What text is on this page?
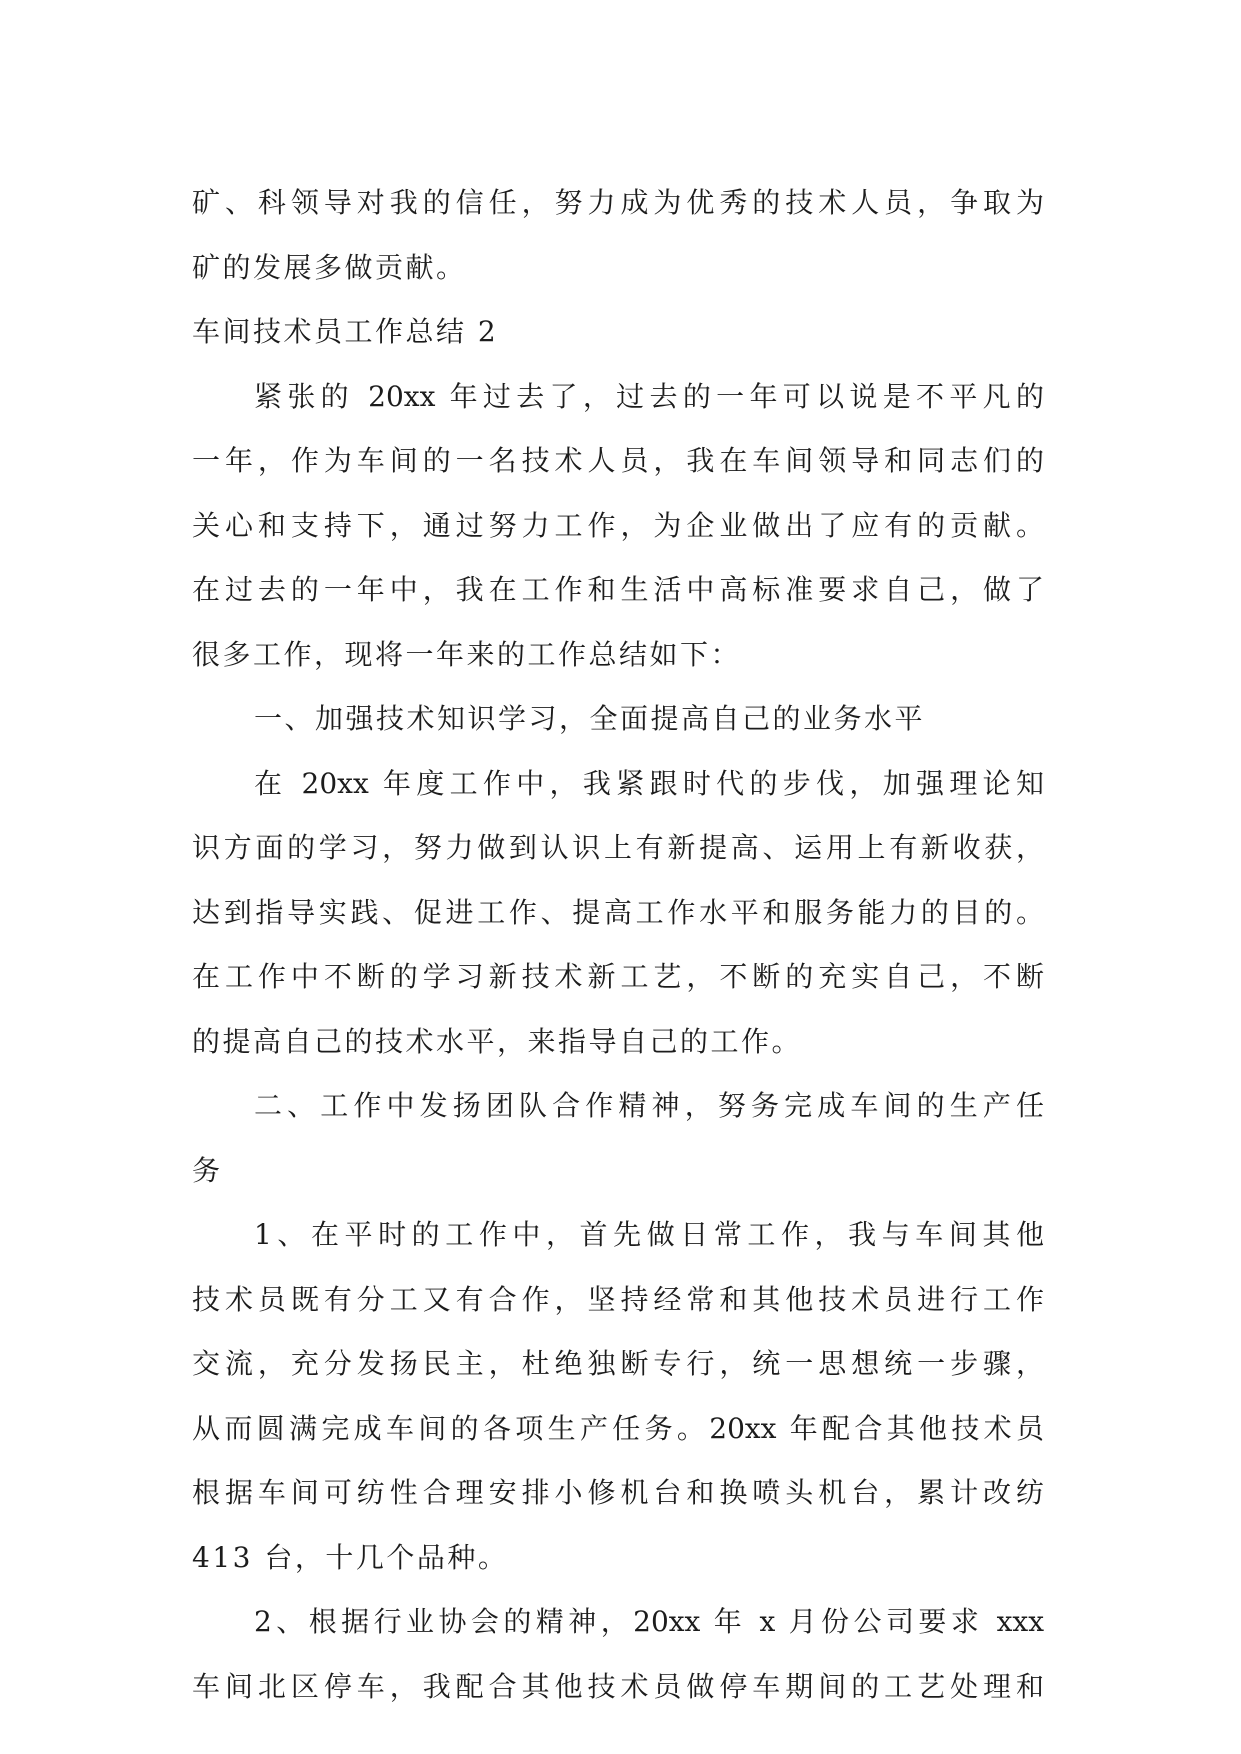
矿、科领导对我的信任，努力成为优秀的技术人员，争取为
矿的发展多做贡献。
车间技术员工作总结 2
紧张的 20xx 年过去了，过去的一年可以说是不平凡的
一年，作为车间的一名技术人员，我在车间领导和同志们的
关心和支持下，通过努力工作，为企业做出了应有的贡献。
在过去的一年中，我在工作和生活中高标准要求自己，做了
很多工作，现将一年来的工作总结如下：
一、加强技术知识学习，全面提高自己的业务水平
在 20xx 年度工作中，我紧跟时代的步伐，加强理论知
识方面的学习，努力做到认识上有新提高、运用上有新收获，
达到指导实践、促进工作、提高工作水平和服务能力的目的。
在工作中不断的学习新技术新工艺，不断的充实自己，不断
的提高自己的技术水平，来指导自己的工作。
二、工作中发扬团队合作精神，努务完成车间的生产任
务
1、在平时的工作中，首先做日常工作，我与车间其他
技术员既有分工又有合作，坚持经常和其他技术员进行工作
交流，充分发扬民主，杜绝独断专行，统一思想统一步骤，
从而圆满完成车间的各项生产任务。20xx 年配合其他技术员
根据车间可纺性合理安排小修机台和换喷头机台，累计改纺
413 台，十几个品种。
2、根据行业协会的精神，20xx 年 x 月份公司要求 xxx
车间北区停车，我配合其他技术员做停车期间的工艺处理和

▶ **WHAT IS EXPECTED**: Repeat each record exactly, with the pictures left out.

▶ **SOLVED EXERCISE**:
What text is on this page?
矿、科领导对我的信任，努力成为优秀的技术人员，争取为
矿的发展多做贡献。
车间技术员工作总结 2
紧张的 20xx 年过去了，过去的一年可以说是不平凡的
一年，作为车间的一名技术人员，我在车间领导和同志们的
关心和支持下，通过努力工作，为企业做出了应有的贡献。
在过去的一年中，我在工作和生活中高标准要求自己，做了
很多工作，现将一年来的工作总结如下：
一、加强技术知识学习，全面提高自己的业务水平
在 20xx 年度工作中，我紧跟时代的步伐，加强理论知
识方面的学习，努力做到认识上有新提高、运用上有新收获，
达到指导实践、促进工作、提高工作水平和服务能力的目的。
在工作中不断的学习新技术新工艺，不断的充实自己，不断
的提高自己的技术水平，来指导自己的工作。
二、工作中发扬团队合作精神，努务完成车间的生产任
务
1、在平时的工作中，首先做日常工作，我与车间其他
技术员既有分工又有合作，坚持经常和其他技术员进行工作
交流，充分发扬民主，杜绝独断专行，统一思想统一步骤，
从而圆满完成车间的各项生产任务。20xx 年配合其他技术员
根据车间可纺性合理安排小修机台和换喷头机台，累计改纺
413 台，十几个品种。
2、根据行业协会的精神，20xx 年 x 月份公司要求 xxx
车间北区停车，我配合其他技术员做停车期间的工艺处理和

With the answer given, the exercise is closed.